Dataset rows:
###

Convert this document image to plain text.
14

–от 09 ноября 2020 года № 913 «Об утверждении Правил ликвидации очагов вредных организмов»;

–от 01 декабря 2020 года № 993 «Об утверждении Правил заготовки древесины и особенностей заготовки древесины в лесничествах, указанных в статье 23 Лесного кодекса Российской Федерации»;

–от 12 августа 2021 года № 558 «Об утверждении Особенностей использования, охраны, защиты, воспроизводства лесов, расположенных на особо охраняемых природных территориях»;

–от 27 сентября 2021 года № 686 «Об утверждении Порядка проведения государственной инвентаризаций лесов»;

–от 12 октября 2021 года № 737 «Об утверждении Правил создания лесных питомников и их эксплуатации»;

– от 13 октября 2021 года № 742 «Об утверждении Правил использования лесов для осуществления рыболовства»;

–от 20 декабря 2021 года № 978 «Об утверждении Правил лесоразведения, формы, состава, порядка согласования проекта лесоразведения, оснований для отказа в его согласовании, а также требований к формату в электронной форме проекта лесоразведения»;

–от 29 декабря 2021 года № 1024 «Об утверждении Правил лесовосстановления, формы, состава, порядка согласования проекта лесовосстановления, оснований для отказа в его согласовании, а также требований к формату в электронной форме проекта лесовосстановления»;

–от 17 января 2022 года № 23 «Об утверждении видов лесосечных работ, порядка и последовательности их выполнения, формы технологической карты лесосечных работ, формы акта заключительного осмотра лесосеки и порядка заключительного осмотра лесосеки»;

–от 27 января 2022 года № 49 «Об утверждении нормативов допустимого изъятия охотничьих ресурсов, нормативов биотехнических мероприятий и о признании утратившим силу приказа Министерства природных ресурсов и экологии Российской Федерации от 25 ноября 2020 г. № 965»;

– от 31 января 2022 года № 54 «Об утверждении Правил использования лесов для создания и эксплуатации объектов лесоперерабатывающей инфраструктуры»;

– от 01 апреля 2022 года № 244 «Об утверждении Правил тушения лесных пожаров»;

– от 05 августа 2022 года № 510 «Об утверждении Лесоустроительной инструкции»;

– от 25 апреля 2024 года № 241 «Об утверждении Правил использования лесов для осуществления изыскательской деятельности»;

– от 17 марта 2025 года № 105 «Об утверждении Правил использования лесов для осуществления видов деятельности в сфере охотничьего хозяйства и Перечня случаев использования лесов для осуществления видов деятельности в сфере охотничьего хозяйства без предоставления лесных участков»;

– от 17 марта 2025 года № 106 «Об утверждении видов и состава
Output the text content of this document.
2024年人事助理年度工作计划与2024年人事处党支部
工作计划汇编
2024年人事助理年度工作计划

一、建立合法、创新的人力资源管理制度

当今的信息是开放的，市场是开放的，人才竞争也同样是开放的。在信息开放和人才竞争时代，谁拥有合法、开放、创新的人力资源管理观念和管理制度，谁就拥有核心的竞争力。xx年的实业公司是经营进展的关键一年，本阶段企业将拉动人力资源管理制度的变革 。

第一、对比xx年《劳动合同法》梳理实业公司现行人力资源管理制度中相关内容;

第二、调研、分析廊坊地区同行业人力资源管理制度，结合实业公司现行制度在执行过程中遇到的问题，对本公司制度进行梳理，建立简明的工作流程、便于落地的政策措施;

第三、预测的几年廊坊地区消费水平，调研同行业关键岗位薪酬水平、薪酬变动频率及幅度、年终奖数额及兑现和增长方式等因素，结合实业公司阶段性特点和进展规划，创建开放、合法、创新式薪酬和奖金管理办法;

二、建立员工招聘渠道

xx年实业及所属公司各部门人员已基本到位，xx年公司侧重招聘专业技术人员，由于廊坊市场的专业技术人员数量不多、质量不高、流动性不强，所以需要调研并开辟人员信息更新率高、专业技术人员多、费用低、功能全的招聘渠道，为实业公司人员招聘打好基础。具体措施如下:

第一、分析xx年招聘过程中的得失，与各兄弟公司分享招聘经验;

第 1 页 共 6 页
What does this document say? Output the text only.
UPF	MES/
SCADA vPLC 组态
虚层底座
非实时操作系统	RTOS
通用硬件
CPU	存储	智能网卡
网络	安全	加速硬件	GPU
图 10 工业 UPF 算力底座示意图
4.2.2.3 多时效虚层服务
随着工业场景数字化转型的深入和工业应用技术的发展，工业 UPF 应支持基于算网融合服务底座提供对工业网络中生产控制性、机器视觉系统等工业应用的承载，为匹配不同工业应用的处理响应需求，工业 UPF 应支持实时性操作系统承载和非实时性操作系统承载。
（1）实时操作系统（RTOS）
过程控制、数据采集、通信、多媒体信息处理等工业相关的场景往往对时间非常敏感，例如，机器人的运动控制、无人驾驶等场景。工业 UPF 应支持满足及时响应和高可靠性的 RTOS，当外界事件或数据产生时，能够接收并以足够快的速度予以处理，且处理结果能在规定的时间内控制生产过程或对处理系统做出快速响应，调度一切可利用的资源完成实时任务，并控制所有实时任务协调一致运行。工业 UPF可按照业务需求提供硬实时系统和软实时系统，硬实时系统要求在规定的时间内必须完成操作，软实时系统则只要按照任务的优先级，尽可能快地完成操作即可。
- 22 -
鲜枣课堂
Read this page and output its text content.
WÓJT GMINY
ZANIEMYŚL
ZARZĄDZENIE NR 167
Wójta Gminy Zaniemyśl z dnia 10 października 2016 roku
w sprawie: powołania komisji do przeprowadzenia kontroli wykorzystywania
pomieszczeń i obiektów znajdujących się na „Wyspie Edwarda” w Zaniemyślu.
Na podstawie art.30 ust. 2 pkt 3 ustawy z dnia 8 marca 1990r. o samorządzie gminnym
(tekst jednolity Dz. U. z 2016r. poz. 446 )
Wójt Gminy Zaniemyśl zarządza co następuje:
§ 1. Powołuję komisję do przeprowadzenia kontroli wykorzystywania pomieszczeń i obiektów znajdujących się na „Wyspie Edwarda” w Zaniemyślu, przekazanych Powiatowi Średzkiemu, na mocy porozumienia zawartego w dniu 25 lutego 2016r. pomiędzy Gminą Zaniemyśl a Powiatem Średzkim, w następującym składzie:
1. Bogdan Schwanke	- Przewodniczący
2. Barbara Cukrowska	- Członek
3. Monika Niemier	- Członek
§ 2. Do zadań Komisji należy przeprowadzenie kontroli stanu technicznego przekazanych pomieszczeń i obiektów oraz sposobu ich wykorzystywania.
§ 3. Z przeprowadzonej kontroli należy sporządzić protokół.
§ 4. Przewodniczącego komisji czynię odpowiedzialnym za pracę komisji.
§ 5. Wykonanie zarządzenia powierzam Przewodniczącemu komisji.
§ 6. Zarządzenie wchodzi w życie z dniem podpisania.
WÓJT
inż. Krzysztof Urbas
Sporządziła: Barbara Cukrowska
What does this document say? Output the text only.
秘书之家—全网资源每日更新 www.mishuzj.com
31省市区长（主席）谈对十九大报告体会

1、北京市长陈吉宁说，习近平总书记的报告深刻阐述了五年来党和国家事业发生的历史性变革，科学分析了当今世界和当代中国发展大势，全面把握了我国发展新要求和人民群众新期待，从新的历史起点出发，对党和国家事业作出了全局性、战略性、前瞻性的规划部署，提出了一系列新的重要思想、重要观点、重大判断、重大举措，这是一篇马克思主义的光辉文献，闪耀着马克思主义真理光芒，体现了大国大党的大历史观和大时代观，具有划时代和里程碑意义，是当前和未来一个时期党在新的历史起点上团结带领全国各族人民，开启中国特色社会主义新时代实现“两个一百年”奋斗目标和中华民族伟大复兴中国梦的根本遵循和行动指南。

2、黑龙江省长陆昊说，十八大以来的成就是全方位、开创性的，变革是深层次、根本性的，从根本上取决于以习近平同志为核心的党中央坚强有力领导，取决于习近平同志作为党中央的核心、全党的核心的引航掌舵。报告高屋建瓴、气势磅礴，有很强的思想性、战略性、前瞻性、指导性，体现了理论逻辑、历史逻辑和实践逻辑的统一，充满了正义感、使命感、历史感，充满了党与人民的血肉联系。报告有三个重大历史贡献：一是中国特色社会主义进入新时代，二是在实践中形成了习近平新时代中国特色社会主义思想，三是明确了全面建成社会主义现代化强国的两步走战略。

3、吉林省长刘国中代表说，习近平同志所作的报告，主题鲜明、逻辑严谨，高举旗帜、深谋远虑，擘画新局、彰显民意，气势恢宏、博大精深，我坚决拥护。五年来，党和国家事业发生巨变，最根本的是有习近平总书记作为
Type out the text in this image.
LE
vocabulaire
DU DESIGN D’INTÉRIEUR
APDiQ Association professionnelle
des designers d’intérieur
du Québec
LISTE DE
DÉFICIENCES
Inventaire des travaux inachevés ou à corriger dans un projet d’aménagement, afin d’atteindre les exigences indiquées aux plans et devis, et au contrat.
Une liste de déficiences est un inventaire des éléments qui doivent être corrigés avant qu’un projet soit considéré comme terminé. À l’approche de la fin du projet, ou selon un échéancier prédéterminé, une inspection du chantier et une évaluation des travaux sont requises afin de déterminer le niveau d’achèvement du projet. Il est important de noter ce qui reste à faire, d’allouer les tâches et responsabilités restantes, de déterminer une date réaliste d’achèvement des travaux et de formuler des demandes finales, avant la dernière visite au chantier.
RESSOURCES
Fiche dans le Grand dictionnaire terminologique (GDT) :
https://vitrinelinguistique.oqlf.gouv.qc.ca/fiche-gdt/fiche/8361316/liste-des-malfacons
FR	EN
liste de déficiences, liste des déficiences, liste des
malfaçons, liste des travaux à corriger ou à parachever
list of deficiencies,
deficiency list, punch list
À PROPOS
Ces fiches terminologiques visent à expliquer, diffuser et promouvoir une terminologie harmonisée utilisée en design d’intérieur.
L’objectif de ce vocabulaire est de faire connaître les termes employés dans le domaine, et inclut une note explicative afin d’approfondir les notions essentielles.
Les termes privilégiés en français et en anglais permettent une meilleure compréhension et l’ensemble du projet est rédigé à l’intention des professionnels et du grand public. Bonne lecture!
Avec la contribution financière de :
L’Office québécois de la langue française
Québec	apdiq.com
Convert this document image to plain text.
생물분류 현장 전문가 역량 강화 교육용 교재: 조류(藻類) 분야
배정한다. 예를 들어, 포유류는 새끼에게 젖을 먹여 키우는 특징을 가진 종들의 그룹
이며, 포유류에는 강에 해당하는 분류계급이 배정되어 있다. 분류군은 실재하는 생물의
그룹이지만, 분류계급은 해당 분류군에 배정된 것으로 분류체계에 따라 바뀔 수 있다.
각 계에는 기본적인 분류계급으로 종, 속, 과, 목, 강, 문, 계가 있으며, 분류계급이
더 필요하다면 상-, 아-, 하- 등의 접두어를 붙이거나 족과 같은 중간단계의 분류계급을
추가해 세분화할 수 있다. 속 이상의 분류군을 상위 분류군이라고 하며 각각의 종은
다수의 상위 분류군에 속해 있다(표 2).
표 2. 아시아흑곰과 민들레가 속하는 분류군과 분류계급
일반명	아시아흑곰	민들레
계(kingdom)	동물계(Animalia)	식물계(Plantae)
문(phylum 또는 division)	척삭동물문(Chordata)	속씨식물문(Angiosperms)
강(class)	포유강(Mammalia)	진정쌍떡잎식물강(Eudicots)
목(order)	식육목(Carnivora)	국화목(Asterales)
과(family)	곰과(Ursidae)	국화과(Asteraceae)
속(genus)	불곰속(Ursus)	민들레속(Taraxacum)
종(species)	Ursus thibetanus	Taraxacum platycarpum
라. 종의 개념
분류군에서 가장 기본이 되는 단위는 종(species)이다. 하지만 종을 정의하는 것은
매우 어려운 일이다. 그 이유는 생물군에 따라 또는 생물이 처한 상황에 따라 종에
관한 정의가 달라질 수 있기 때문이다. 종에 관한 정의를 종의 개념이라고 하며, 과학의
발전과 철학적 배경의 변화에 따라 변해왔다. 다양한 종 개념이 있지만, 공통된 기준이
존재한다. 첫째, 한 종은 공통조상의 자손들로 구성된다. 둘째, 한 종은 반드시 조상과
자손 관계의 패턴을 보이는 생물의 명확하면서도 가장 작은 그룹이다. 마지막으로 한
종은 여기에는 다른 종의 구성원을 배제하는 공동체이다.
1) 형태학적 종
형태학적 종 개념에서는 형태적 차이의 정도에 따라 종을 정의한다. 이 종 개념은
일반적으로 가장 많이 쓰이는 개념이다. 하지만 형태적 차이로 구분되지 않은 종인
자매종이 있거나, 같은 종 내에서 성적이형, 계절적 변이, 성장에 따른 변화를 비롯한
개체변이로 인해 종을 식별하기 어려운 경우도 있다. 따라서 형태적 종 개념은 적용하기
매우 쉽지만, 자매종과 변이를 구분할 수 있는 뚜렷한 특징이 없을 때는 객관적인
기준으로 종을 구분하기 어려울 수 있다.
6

###

● **Short task**
What is the number of lines in the data holding the word "text"? Reply with that number only.

● **The solution**
7